### Exercise material
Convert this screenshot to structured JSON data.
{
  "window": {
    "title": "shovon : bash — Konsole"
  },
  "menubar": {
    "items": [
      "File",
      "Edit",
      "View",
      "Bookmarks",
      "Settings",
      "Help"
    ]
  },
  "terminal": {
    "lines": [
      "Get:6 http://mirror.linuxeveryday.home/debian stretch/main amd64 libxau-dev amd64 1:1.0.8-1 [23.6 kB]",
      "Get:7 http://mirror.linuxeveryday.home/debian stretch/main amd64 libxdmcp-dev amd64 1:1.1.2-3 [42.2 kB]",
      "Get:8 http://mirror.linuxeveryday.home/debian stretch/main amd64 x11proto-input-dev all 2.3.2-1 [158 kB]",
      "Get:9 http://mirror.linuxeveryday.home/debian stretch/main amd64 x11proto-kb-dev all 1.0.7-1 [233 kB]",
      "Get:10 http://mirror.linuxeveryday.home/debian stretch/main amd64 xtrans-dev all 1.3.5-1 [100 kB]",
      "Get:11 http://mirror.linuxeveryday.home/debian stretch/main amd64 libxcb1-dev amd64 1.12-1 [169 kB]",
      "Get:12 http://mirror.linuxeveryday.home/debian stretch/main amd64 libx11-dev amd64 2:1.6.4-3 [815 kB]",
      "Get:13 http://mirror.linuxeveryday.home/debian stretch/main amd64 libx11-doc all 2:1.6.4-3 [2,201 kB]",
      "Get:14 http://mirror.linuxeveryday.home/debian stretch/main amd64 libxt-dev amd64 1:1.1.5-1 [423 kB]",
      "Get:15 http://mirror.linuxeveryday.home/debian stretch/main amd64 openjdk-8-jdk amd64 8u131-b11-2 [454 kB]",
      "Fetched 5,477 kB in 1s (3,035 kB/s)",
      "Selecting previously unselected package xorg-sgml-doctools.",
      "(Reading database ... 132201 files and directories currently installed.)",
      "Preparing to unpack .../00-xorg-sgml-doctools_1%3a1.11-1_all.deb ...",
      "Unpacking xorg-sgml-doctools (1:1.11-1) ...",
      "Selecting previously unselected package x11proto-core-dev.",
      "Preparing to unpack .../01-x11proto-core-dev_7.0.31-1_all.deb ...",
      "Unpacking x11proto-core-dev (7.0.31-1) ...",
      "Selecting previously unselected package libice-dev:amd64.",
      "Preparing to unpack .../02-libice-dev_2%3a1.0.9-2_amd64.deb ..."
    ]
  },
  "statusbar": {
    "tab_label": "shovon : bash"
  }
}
==
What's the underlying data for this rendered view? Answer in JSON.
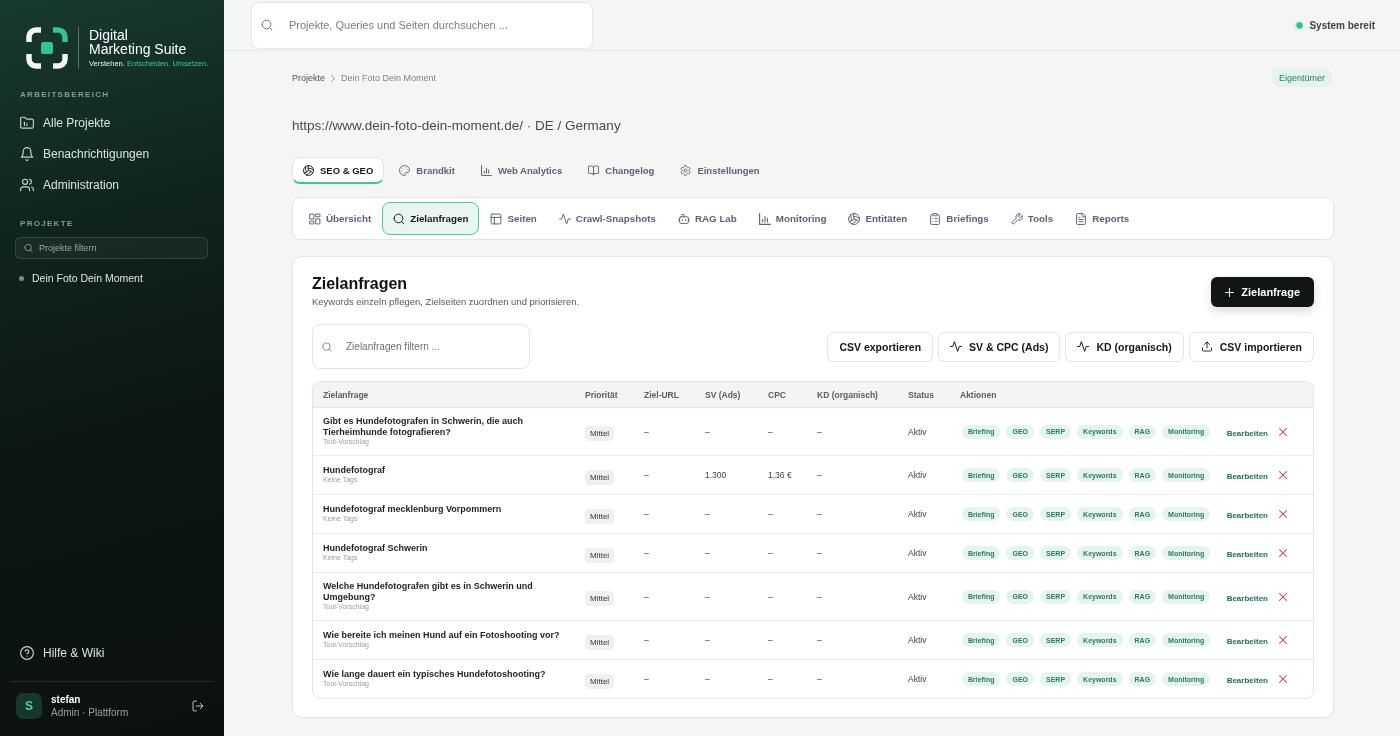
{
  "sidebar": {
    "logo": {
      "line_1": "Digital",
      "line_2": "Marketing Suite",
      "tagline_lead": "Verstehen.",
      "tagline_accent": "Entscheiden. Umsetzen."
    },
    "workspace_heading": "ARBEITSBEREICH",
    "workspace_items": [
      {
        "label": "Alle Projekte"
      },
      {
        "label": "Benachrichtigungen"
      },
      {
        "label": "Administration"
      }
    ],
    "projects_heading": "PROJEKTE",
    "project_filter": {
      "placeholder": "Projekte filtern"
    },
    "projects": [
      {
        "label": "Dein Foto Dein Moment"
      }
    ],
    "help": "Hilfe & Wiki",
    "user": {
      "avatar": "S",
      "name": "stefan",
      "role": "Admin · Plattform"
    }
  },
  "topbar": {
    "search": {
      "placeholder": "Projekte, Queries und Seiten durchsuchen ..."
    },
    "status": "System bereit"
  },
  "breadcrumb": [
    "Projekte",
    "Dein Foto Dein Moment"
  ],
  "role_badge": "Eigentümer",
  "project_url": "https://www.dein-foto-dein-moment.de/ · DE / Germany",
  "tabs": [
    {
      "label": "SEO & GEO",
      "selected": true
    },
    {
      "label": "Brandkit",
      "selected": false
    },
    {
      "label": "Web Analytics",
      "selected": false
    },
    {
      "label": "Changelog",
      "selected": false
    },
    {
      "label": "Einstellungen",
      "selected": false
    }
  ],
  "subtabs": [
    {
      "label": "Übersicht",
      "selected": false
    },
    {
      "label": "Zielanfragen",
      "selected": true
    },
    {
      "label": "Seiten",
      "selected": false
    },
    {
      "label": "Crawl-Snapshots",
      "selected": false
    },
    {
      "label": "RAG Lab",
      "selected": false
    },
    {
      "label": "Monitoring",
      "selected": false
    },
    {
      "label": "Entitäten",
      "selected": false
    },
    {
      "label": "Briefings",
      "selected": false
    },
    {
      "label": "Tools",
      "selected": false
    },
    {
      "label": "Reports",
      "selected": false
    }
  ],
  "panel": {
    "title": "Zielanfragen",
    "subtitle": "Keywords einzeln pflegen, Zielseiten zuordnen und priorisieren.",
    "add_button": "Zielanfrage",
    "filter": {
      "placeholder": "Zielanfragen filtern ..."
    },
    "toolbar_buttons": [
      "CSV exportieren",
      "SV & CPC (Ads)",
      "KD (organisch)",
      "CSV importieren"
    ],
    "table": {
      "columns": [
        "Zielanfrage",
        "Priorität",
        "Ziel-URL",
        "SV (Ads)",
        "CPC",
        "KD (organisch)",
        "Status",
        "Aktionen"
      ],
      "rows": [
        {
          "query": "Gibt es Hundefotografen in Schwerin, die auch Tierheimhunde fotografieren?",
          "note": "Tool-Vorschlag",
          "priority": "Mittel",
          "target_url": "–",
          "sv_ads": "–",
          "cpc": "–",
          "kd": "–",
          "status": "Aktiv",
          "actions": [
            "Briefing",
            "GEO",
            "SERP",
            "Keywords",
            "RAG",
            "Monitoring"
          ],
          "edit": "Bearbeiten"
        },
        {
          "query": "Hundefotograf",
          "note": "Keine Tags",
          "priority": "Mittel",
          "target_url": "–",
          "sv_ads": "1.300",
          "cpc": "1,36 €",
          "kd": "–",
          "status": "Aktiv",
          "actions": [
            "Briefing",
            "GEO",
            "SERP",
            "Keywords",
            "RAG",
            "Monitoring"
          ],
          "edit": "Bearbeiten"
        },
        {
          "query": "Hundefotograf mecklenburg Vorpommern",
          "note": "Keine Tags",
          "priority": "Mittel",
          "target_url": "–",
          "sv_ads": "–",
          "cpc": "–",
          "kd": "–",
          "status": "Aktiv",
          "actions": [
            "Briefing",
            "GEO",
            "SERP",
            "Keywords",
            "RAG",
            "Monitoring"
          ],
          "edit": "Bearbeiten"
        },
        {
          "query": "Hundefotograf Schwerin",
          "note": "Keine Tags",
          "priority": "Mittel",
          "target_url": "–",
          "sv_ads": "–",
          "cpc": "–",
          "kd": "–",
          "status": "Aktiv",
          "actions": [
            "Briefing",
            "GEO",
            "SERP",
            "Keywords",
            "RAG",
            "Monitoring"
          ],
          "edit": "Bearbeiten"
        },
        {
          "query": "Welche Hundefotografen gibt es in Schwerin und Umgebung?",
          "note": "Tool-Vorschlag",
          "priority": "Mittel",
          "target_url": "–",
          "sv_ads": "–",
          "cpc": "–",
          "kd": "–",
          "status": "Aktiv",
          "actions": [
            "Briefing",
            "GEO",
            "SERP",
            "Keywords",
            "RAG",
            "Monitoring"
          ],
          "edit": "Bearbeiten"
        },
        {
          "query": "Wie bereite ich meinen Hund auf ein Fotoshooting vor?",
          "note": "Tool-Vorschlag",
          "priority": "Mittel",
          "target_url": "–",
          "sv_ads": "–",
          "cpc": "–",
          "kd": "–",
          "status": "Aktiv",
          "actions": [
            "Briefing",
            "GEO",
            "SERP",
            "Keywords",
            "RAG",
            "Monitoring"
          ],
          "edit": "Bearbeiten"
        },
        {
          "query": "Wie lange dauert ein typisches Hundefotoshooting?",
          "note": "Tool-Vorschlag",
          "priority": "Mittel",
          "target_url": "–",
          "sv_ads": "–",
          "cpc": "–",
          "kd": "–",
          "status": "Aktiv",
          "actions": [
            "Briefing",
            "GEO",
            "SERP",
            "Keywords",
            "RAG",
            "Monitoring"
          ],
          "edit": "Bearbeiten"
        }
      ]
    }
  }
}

### Task requirements
List the lines of the entries that include "shovon".

### Solution to the exercise
    "title": "shovon : bash — Konsole"
    "tab_label": "shovon : bash"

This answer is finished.